■ **Page text**:
US Marine and Medal of Honor recipient (1896–1918)

John Henry Pruitt (October 4, 1896 – October 4, 1918) was a United States Marine during World War I and is one of only 19 people who have received two Medals of Honor.

== Biography ==
John Henry Pruitt was born on October 4, 1896, in Fayetteville, Arkansas. He entered military service from Phoenix, Arizona, in May 1917.

As a corporal in the Marine Corps, Pruitt attacked and captured two enemy machine guns, and later captured forty of the enemy. The U.S. Army and later the U.S. Navy awarded him the Medal of Honor for his bravery on October 3, 1918, at the Battle of Blanc Mont Ridge, France. The next day, his 22nd birthday, he was killed by shell-fire.

His remains were returned to the United States and buried at Arlington National Cemetery, in Arlington, Virginia.

== Military awards ==

=== Medal of Honor ===

==== Army citation ====

Pruitt single-handedly attacked two machineguns, capturing them and killing two of the enemy. He then captured 40 prisoners in a dugout nearby. This gallant Marine was killed soon afterward by shellfire while he was sniping at the enemy.

[Collected data]
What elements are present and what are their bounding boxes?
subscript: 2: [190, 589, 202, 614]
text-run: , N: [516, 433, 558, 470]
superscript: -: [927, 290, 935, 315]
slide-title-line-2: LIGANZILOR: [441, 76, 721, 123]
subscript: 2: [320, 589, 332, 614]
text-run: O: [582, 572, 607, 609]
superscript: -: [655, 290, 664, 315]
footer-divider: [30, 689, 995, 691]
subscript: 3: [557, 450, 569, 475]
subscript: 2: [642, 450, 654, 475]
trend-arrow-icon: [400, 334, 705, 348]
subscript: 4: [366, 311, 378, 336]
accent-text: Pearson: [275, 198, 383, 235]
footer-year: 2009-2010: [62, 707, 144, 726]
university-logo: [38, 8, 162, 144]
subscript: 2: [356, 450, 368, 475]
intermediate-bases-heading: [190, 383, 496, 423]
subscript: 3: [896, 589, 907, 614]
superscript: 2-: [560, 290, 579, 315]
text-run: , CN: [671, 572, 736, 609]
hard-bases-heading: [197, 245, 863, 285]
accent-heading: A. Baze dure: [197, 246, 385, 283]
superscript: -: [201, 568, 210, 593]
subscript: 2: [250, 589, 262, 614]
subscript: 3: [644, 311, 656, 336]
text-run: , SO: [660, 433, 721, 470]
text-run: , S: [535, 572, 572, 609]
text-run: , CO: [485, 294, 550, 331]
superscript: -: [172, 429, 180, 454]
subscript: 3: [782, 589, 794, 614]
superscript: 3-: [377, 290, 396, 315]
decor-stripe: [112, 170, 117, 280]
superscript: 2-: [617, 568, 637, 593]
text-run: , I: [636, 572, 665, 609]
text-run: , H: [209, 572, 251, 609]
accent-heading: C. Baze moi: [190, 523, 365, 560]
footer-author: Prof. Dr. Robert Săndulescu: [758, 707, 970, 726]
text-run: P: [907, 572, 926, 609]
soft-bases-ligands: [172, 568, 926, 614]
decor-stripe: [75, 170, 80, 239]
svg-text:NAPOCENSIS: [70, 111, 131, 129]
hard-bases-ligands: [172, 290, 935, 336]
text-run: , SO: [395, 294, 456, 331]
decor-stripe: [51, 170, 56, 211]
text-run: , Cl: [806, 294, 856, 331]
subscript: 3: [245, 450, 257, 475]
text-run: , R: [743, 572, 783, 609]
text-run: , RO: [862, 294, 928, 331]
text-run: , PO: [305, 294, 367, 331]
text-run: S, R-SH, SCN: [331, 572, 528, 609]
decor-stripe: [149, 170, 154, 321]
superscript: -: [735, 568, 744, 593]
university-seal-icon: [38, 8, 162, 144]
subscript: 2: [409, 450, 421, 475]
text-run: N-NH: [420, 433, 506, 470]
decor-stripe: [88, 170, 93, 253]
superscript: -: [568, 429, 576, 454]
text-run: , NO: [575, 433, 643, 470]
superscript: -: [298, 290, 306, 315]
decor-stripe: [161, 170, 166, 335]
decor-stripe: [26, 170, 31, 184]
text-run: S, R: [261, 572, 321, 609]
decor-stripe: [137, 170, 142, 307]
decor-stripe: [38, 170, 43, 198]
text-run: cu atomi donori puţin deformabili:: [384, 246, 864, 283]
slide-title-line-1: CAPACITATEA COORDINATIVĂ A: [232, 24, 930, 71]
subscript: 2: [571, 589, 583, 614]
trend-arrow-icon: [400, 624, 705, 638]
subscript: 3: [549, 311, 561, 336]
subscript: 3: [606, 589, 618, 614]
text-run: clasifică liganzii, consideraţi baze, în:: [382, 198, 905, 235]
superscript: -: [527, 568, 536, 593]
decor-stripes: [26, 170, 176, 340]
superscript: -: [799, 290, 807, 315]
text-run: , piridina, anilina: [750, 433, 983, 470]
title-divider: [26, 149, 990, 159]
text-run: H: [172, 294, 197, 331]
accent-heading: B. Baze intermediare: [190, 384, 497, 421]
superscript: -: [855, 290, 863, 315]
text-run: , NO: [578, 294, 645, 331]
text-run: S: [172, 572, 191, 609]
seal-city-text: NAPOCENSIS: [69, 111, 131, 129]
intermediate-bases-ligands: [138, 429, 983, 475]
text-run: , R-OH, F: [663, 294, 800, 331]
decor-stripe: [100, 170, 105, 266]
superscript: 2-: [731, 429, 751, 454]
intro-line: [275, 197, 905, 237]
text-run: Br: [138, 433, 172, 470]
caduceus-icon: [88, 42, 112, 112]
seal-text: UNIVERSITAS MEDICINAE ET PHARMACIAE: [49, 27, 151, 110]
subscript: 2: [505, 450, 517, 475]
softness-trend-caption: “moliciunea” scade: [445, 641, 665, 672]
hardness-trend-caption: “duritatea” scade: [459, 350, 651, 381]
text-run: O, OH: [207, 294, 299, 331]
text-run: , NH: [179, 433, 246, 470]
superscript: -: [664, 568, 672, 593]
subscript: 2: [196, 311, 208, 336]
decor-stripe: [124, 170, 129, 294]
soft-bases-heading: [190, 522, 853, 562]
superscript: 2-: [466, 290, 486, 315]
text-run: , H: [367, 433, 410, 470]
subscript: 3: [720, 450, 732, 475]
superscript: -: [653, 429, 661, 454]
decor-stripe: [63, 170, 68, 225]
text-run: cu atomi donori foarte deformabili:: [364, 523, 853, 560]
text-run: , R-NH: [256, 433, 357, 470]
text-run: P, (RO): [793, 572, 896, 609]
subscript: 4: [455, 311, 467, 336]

■ **Task 1**: According to the passage on John Henry Pruitt, in what city and state was he born?
■ **Task 2**: Carry on writing the passage on John Henry Pruitt, picking up right after its last sentence.

■ **Right answer 1**: Fayetteville, Arkansas.

■ **Right answer 2**:
==== Navy citation ====

For conspicuous gallantry and intrepidity at the risk of his life above and beyond the call of duty in action with the enemy at Blanc Mont Ridge, France, October 3, 1918. Corporal Pruitt single-handed attacked two machine-guns, capturing them and killing two of the enemy. He then captured 40 prisoners in a dugout nearby. This gallant soldier was killed soon afterward by shell-fire while he was sniping the enemy.

=== Namesake ===
The United States Navy named a destroyer in his honor and he was listed in Pershing's 100. Pruitt Hall on Marine Corps Base Quantico is named for him.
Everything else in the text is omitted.